• [Passage for review]:
===============

2.9 MBS 352: Development and validation of a serological assay for the detection of Echinococcus granulosus cysts in animals

Programme Title: Development and validation of a serological assay for the detection of Echinococcus granulosus cysts in animals
Programme Leader: Reinhold Kittelberger
Institution: National Centre for Disease Investigation (NCDI)

Summary

Hydatid disease is about to become an exotic disease to New Zealand. Imported live animals will have the potential to re-establish the disease, because it is common in most other countries, especially in Australia, the most likely source country for imported livestock. The objective of this project was to develop an ELISA that could be used to test imported animals for the presence or absence of cysts of E. granulosus.

===============

(Dataset excerpts)
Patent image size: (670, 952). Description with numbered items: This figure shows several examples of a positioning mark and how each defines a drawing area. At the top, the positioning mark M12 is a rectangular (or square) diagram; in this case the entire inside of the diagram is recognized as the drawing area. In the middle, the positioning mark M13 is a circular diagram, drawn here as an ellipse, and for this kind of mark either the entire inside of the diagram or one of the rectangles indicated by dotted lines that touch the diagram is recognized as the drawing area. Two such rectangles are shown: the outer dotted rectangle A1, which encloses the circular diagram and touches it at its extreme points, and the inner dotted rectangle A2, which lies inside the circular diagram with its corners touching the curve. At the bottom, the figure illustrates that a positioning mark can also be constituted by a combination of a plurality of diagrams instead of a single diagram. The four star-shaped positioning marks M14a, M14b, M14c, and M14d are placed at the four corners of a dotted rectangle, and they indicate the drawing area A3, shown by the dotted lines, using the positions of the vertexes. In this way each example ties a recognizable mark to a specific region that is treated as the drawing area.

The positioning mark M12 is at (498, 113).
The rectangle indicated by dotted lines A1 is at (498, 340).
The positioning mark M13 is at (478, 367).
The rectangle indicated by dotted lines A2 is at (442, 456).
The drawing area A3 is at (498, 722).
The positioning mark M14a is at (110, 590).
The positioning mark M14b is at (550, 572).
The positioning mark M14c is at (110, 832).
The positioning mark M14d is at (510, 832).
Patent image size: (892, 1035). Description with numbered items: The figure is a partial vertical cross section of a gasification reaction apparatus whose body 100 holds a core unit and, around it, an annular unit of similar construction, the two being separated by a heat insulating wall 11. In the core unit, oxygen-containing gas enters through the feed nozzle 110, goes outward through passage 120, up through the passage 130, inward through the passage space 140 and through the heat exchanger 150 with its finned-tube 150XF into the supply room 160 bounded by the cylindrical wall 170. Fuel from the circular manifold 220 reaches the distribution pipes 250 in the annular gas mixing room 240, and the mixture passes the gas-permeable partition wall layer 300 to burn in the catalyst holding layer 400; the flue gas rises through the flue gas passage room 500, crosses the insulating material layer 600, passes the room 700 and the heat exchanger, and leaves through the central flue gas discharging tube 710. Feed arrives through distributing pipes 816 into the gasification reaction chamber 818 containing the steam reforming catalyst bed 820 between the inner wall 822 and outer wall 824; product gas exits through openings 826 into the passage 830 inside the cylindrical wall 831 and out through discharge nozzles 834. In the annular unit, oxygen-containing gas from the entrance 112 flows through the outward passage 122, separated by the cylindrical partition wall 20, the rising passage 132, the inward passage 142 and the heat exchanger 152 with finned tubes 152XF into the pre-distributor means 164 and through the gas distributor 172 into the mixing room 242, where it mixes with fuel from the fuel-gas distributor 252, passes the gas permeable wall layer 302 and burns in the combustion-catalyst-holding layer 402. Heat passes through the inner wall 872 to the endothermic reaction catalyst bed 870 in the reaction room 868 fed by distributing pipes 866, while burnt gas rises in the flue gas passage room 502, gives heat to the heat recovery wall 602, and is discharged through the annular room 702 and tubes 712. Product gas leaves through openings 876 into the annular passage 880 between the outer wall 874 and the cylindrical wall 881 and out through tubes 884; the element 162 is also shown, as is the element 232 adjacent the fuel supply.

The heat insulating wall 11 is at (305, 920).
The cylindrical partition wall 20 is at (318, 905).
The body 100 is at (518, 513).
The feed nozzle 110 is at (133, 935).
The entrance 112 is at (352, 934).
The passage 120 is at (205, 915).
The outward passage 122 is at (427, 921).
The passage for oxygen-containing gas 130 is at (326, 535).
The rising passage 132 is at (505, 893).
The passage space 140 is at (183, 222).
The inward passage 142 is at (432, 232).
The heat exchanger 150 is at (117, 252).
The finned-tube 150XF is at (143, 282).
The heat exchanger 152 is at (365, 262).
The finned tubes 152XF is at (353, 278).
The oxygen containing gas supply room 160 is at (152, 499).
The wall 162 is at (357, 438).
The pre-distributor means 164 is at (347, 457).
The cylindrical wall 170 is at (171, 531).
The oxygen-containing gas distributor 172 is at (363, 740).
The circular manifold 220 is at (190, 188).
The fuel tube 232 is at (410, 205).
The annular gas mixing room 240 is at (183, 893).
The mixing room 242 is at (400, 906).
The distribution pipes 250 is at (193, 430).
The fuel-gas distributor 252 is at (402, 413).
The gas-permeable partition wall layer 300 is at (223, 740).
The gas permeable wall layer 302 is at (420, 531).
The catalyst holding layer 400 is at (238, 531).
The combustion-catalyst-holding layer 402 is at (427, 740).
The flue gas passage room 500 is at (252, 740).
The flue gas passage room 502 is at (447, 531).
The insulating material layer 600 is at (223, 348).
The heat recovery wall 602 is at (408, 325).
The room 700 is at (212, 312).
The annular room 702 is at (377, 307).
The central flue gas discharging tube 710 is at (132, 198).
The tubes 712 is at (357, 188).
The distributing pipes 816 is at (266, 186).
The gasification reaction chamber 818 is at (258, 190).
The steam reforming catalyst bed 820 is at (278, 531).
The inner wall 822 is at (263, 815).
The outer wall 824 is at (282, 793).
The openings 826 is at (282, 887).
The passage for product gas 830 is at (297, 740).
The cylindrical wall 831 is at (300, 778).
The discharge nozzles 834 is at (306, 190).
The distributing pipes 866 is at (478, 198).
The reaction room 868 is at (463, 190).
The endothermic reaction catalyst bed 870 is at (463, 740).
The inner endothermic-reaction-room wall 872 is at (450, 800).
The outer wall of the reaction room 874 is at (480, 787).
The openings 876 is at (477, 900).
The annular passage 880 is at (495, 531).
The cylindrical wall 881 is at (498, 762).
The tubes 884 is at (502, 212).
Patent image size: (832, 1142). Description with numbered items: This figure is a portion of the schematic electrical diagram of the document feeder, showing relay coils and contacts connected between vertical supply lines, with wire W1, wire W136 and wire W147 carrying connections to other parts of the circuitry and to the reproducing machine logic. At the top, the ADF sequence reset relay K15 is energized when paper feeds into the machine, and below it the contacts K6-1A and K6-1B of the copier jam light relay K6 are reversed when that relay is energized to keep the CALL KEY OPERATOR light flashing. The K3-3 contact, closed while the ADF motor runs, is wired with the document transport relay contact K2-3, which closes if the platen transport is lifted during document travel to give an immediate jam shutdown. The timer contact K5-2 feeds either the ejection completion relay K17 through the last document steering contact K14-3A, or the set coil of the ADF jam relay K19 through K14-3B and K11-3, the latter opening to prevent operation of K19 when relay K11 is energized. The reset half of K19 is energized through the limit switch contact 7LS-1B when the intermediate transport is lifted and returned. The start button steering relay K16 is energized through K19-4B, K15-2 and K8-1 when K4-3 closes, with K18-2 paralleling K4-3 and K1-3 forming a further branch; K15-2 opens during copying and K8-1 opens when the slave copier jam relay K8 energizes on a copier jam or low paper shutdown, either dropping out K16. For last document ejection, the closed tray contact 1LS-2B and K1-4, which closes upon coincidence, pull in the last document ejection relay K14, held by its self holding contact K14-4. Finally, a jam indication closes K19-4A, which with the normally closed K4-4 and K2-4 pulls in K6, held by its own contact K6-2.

===============

• [Explore the material]:
a – Answer these questions from the MBS 352 programme summary:
(i) Who is named as Programme Leader?
(ii) At which institution is the programme based?
(iii) Which country is given as the most likely source of imported livestock?
b – Write out the part of the MBS 352 programme summary starting with "Programme Title: Development" and going on through "of E. granulosus.".

• [Answers for the exercise]:
a –
(i) Reinhold Kittelberger
(ii) National Centre for Disease Investigation (NCDI)
(iii) Australia

b –
Programme Title: Development and validation of a serological assay for the detection of Echinococcus granulosus cysts in animals
Programme Leader: Reinhold Kittelberger
Institution: National Centre for Disease Investigation (NCDI)

Summary

Hydatid disease is about to become an exotic disease to New Zealand. Imported live animals will have the potential to re-establish the disease, because it is common in most other countries, especially in Australia, the most likely source country for imported livestock. The objective of this project was to develop an ELISA that could be used to test imported animals for the presence or absence of cysts of E. granulosus.